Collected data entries

────────────────────────────────────────

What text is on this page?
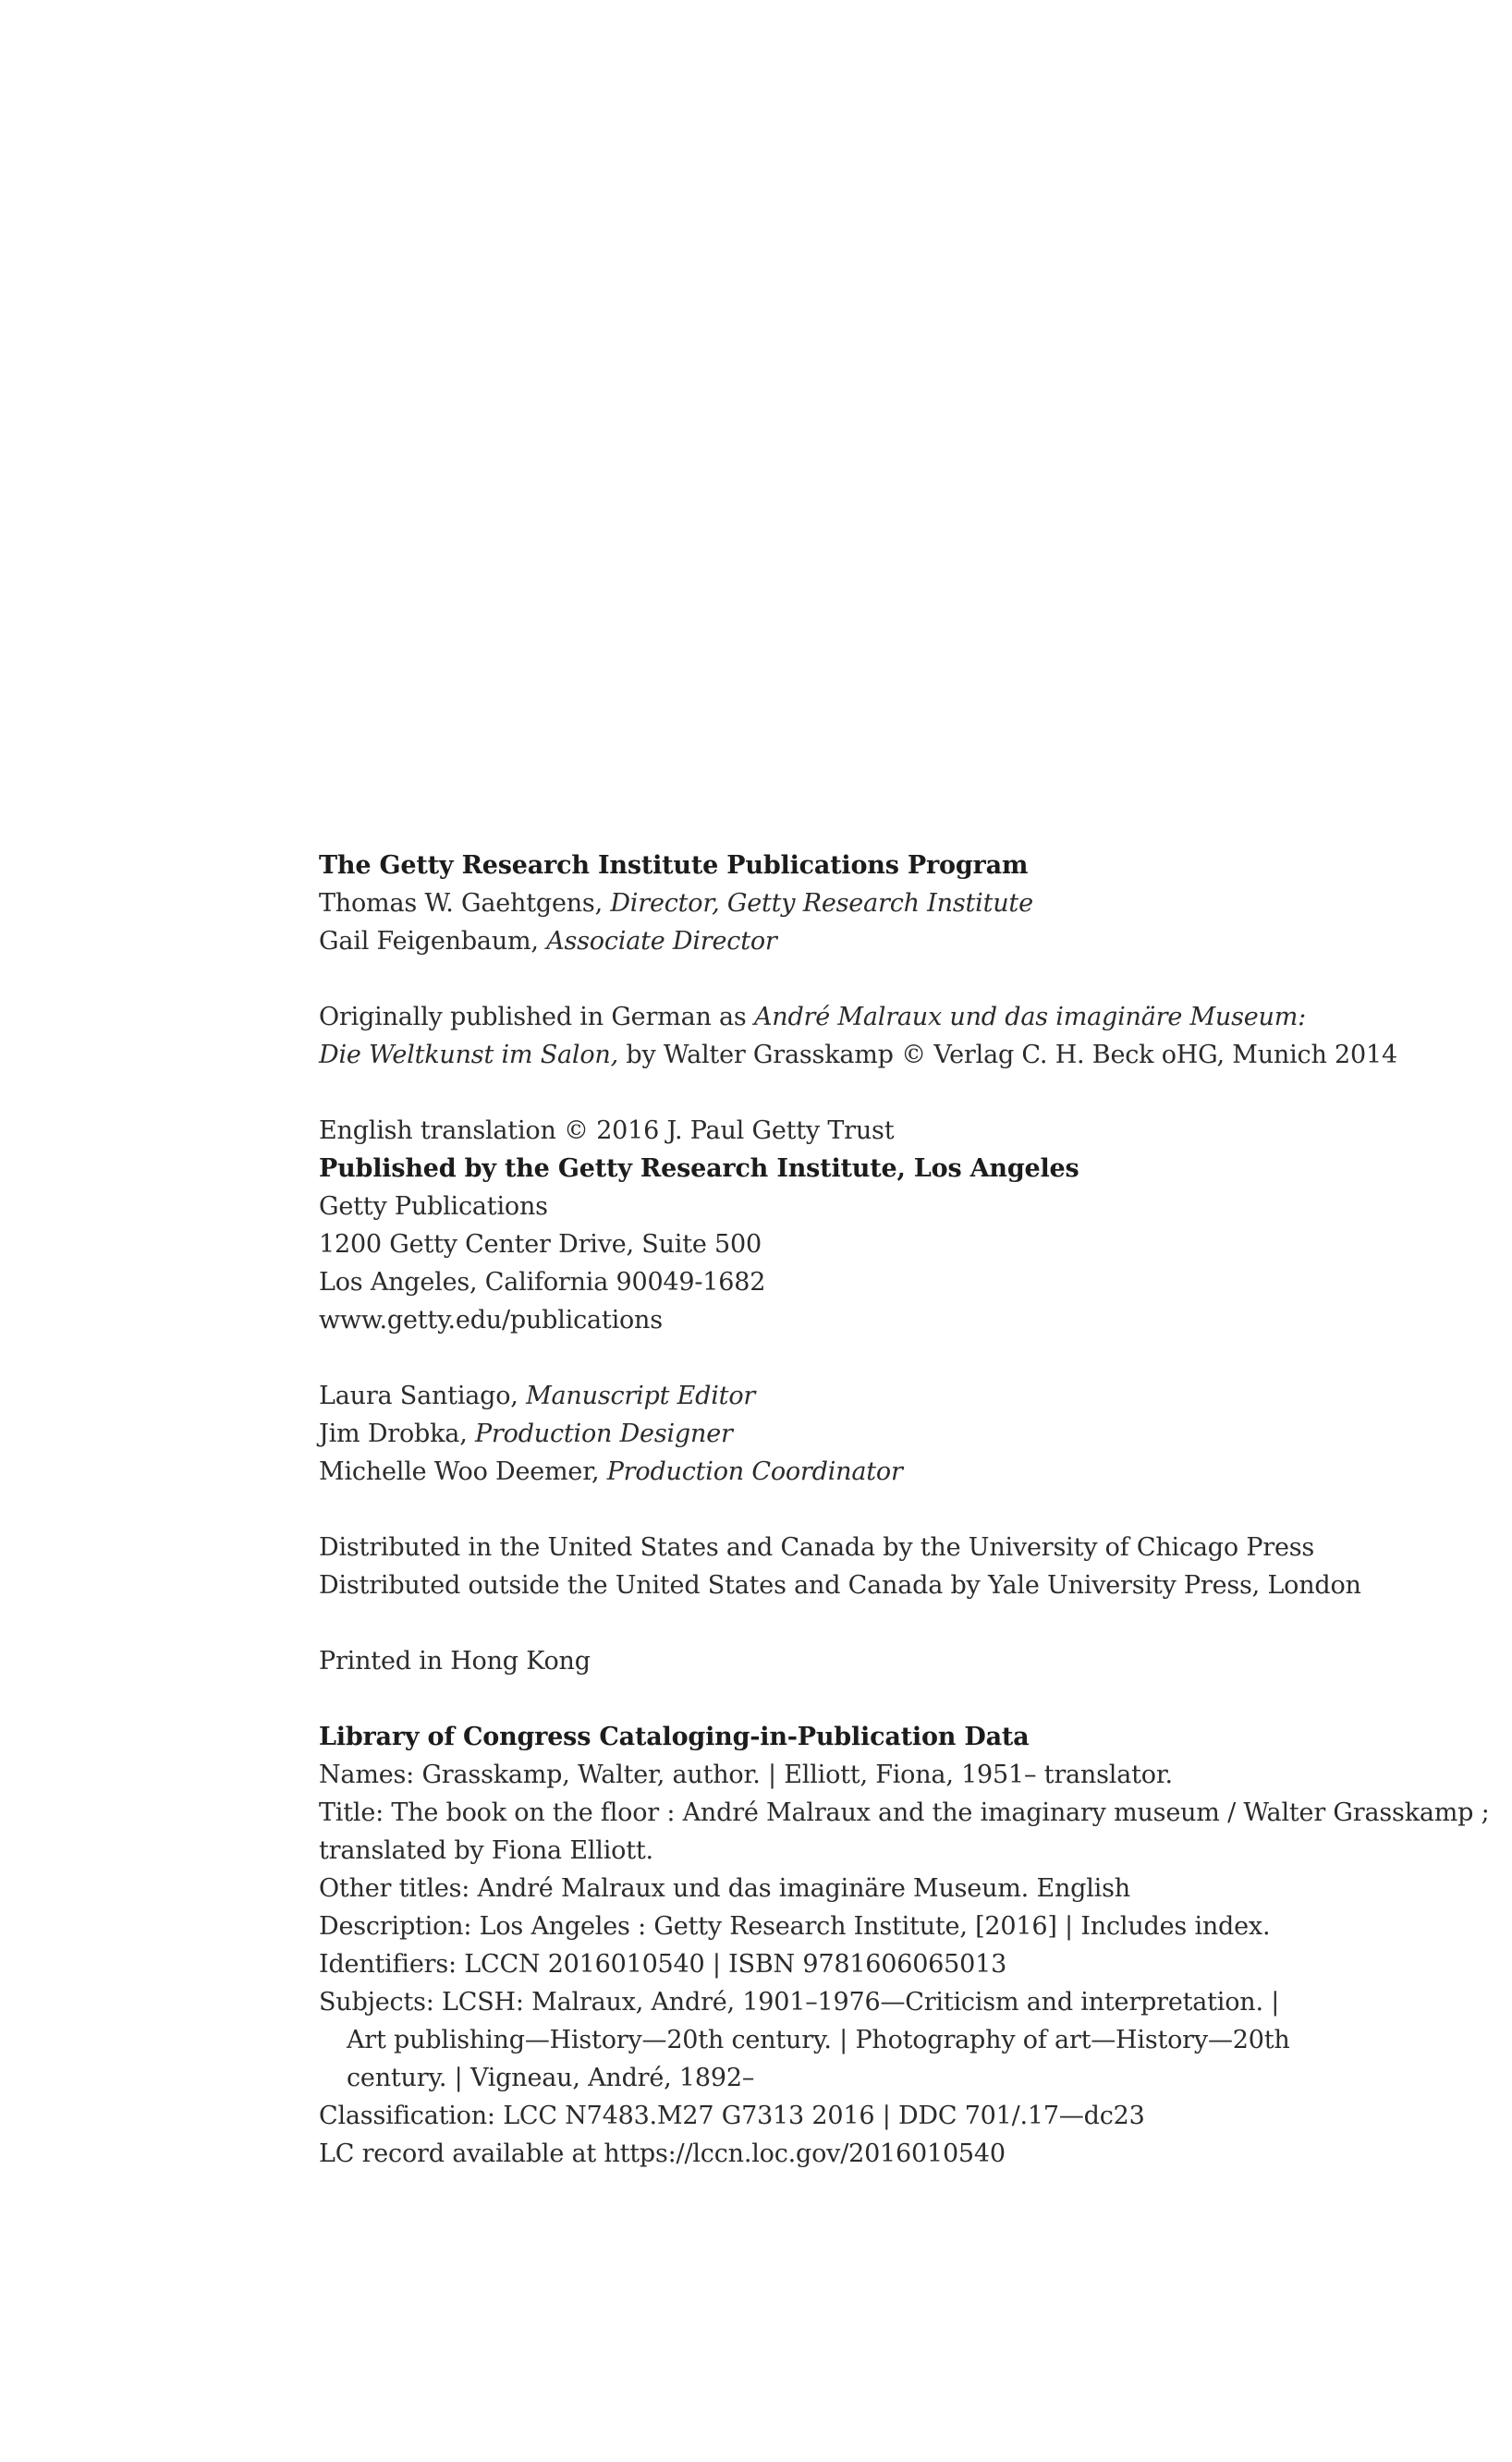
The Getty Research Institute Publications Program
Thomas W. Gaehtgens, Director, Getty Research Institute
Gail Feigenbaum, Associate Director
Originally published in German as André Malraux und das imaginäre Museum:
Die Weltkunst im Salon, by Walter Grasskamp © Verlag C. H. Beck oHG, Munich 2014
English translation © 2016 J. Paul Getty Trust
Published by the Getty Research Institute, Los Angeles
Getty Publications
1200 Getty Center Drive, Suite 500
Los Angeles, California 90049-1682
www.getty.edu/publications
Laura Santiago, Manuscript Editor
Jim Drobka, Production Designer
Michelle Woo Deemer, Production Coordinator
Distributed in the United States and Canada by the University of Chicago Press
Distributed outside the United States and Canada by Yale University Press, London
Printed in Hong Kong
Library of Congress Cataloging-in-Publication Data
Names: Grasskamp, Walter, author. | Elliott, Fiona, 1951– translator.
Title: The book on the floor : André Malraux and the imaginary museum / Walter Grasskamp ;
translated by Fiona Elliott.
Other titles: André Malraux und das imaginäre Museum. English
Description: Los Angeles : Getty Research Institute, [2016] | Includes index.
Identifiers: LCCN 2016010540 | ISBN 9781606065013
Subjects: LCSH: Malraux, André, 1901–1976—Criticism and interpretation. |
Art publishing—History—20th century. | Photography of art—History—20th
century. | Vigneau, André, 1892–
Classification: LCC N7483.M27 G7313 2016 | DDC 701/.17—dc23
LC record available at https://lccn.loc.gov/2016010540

────────────────────────────────────────

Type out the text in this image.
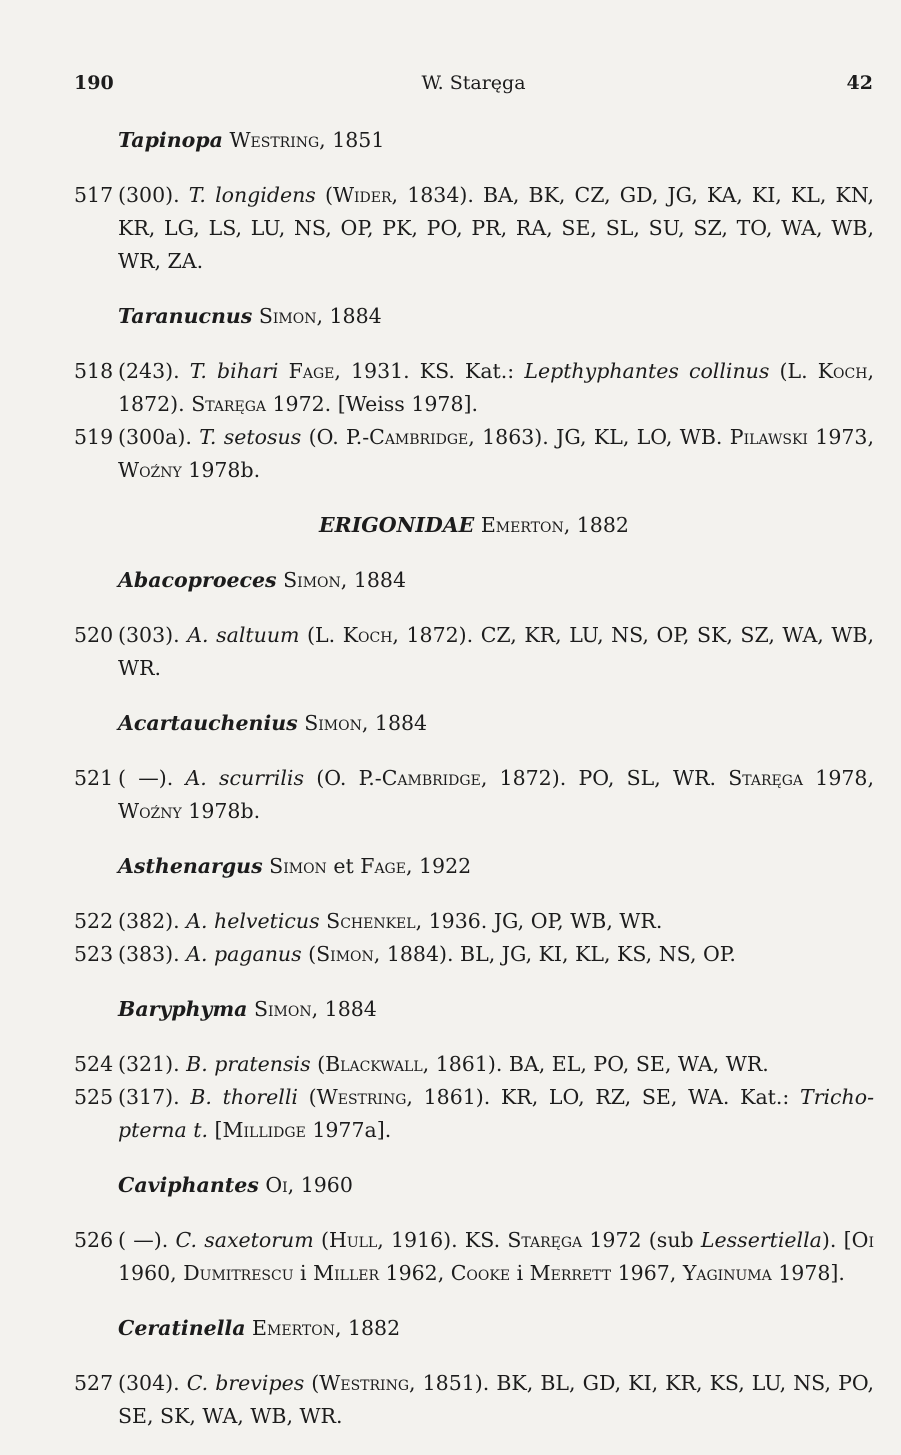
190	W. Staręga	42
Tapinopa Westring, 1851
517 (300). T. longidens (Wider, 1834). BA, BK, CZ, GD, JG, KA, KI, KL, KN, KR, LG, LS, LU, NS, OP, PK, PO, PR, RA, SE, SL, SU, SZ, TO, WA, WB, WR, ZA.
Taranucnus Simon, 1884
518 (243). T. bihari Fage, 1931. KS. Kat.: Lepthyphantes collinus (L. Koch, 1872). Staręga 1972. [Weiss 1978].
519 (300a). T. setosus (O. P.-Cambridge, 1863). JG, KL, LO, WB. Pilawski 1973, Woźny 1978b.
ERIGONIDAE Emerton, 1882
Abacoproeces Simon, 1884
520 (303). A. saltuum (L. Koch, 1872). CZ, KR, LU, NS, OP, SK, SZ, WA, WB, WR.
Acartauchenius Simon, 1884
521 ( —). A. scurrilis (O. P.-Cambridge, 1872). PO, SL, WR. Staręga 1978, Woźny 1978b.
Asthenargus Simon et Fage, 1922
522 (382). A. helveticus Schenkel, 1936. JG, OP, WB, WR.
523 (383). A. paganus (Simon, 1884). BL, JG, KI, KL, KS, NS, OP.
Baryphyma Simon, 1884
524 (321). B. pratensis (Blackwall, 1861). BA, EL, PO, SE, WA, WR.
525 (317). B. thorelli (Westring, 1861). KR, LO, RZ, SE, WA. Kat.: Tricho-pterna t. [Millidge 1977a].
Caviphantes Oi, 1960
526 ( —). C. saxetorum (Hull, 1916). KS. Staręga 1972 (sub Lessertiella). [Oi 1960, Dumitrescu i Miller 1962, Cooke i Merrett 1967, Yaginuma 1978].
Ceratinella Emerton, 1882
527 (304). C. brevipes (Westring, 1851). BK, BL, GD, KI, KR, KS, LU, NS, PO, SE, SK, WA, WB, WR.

────────────────────────────────────────

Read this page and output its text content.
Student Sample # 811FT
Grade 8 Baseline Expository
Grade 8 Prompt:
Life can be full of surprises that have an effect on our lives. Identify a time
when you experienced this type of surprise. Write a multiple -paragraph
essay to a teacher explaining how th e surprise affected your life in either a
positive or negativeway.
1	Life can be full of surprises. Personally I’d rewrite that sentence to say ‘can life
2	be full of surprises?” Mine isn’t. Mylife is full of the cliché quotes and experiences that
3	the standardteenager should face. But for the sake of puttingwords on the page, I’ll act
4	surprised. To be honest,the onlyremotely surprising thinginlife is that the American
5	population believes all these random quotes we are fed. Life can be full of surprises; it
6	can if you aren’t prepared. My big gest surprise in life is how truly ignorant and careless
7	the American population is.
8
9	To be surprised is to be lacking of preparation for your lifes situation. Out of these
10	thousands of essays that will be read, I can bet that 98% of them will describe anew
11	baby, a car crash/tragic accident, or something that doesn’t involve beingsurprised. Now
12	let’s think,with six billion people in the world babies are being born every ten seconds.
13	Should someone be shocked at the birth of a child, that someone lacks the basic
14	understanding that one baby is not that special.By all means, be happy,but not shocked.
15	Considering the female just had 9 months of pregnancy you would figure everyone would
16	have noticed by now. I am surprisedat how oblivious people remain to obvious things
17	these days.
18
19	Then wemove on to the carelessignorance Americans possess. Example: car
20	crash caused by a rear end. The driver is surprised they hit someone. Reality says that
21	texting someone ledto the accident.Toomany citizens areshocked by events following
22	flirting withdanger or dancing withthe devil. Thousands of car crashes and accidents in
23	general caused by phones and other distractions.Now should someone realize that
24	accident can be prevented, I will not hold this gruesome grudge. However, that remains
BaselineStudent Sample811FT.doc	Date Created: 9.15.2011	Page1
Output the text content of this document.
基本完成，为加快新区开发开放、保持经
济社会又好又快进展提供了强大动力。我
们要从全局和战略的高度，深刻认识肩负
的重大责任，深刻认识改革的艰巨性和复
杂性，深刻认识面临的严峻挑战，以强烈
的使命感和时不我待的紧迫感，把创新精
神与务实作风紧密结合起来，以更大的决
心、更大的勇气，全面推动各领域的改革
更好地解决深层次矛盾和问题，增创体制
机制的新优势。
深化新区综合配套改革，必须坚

────────────────────────────────────────

▶ _Aim of the task_: Filter out every line that lacks the word "Fiona", and copy the rest.

▶ _Full response_:
Names: Grasskamp, Walter, author. | Elliott, Fiona, 1951– translator.
translated by Fiona Elliott.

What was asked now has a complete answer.